__TEXT__:
┄┄┄┄┄┄┄┄┄┄
Waren Sie überrascht von dem, was die jeweils anderen gesagt haben?
Ja, manchmal schon. Aber wir wollten keinen Film, in dem wir uns als Band äußern. Es sollte schon um uns und besonders die 80er Jahre in England gehen, eine zum Teil verrückte Zeit, eine sehr politische Zeit. Es ging darum, wie jeder von uns diese Zeit erlebt hat.

„Es ist komisch, die alten Aufnahmen zu sehen“: Spandau Ballet in den Achtzigern © Spandau Ballet

Wie schaut man sich die ganzen alten Aufnahmen an? Ist das ein bitter-süßes Gefühl?
Ich würde eher sagen, dass es komisch ist, sich selbst zu sehen. In den ganzen Kostümen, die damals so angesagt waren. Aber es gibt auch Momente, auf die ich auch heute noch sehr stolz bin. Auf dem Plakat zum Film sind wir zum Beispiel im Jahr 1981 in New York zu sehen, mitten auf der Straße. Das verrückte an der Sache: Die Leute haben wegen uns angehalten. Niemand hatte zuvor jemals so etwas gesehen, mal abgesehen von Robin-Hood-Filmen. Wir haben den Verkehr in New York zum Erliegen gebracht. Das kann wirklich nicht jede Band von sich sagen.
┄┄┄┄┄┄┄┄┄┄
__BEIGEFÜGTE DATENSÄTZE__:
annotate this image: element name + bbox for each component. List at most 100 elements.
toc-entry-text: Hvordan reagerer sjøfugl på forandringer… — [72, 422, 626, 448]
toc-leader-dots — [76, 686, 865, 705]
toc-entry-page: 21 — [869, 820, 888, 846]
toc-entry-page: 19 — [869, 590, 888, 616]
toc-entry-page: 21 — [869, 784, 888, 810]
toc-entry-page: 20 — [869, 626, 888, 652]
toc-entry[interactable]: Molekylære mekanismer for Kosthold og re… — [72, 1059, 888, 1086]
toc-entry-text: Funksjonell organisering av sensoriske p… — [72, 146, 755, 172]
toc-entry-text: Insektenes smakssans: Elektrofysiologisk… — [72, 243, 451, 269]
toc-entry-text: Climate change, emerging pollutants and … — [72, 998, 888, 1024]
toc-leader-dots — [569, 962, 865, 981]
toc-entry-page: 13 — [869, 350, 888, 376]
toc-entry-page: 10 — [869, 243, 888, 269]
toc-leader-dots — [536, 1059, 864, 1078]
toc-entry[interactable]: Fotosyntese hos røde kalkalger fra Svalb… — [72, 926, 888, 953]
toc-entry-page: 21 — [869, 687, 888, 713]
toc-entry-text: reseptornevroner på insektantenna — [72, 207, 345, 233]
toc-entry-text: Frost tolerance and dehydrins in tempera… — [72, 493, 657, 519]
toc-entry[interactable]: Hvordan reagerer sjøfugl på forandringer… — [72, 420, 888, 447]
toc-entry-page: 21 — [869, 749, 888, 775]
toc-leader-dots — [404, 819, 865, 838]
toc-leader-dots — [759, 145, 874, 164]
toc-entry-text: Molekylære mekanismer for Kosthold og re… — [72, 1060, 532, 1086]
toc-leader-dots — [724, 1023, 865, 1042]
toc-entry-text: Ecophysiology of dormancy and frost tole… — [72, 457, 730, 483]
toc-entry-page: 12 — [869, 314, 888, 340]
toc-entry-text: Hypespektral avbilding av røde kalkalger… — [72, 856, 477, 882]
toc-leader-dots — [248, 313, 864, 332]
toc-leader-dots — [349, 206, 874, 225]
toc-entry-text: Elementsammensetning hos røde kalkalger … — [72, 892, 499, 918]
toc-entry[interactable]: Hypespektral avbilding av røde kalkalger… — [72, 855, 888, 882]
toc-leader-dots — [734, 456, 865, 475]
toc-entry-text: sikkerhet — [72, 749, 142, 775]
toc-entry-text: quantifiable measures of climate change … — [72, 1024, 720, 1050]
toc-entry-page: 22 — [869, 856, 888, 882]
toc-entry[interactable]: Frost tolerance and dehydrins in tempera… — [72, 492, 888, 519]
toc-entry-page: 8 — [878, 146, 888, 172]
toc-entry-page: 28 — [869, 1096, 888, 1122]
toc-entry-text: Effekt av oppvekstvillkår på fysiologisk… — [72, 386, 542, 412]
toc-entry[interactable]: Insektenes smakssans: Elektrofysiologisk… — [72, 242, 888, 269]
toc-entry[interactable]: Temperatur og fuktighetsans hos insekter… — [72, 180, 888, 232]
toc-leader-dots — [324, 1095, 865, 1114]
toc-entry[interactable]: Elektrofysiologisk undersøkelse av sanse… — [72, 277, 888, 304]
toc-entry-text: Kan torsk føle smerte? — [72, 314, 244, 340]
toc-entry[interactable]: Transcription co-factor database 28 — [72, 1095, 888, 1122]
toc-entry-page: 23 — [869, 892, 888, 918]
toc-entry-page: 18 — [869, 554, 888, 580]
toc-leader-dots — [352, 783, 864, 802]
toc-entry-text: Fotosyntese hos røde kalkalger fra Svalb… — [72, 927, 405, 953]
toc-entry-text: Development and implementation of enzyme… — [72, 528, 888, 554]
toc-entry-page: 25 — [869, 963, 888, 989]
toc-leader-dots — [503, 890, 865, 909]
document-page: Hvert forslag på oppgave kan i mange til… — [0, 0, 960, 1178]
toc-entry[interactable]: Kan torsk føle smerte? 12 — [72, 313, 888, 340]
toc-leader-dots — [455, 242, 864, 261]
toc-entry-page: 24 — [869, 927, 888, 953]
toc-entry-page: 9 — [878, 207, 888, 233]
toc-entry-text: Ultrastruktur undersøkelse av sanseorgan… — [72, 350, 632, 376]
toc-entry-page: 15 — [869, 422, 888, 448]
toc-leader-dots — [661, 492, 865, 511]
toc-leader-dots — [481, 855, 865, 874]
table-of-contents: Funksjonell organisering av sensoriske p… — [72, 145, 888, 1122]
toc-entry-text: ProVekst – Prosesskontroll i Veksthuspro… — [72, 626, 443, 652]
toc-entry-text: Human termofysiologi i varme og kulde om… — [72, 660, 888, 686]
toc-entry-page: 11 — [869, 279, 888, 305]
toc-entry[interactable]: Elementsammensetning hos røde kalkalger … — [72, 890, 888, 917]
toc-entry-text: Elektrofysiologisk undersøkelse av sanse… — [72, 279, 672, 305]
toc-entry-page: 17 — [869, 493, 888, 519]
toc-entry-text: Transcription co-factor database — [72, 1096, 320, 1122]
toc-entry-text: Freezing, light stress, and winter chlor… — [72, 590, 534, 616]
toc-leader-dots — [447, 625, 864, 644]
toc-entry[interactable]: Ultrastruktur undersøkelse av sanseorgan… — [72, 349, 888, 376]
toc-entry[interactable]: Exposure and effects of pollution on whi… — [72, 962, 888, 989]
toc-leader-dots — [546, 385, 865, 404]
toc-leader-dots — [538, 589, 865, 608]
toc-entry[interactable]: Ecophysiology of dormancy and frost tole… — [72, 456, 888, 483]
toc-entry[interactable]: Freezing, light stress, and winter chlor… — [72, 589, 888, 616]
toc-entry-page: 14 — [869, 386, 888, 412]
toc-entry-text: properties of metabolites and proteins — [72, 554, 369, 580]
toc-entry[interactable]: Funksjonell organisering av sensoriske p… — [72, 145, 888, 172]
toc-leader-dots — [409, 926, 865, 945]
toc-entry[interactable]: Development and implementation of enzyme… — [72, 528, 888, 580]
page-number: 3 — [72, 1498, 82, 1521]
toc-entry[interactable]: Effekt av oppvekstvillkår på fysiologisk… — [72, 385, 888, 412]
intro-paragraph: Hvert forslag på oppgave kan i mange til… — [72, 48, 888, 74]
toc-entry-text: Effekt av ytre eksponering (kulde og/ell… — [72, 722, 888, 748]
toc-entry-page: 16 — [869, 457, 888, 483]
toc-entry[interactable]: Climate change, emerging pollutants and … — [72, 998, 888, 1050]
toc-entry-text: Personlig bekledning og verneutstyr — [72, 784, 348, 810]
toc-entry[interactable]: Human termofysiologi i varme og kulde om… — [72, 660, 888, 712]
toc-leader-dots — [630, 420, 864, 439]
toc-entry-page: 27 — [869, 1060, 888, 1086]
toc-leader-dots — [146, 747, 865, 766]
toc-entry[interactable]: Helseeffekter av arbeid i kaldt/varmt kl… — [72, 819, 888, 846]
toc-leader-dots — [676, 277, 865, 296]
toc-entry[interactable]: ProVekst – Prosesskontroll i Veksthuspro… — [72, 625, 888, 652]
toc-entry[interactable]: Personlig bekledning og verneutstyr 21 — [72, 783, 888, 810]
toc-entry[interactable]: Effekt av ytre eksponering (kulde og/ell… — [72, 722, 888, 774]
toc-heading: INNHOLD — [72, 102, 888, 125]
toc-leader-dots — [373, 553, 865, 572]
┄┄┄┄┄┄┄┄┄┄
__ÜBUNGSAUFGABEN__:
1: Schreiben Sie aus dem Interview über Spandau Ballet den Abschnitt ab, der mit „Waren Sie überrascht“ beginnt und bis einschließlich „ein bitter-süßes Gefühl?“ reicht.
2: Übersetzen Sie den folgenden Satz aus dem Interview über Spandau Ballet ins Englische: „Wir haben den Verkehr in New York zum Erliegen gebracht.“
Die Datensätze stammen aus einer anderen Quelle.

__LÖSUNGEN__:
1:
Waren Sie überrascht von dem, was die jeweils anderen gesagt haben?
Ja, manchmal schon. Aber wir wollten keinen Film, in dem wir uns als Band äußern. Es sollte schon um uns und besonders die 80er Jahre in England gehen, eine zum Teil verrückte Zeit, eine sehr politische Zeit. Es ging darum, wie jeder von uns diese Zeit erlebt hat.

„Es ist komisch, die alten Aufnahmen zu sehen“: Spandau Ballet in den Achtzigern © Spandau Ballet

Wie schaut man sich die ganzen alten Aufnahmen an? Ist das ein bitter-süßes Gefühl?

2: We brought traffic in New York to a standstill.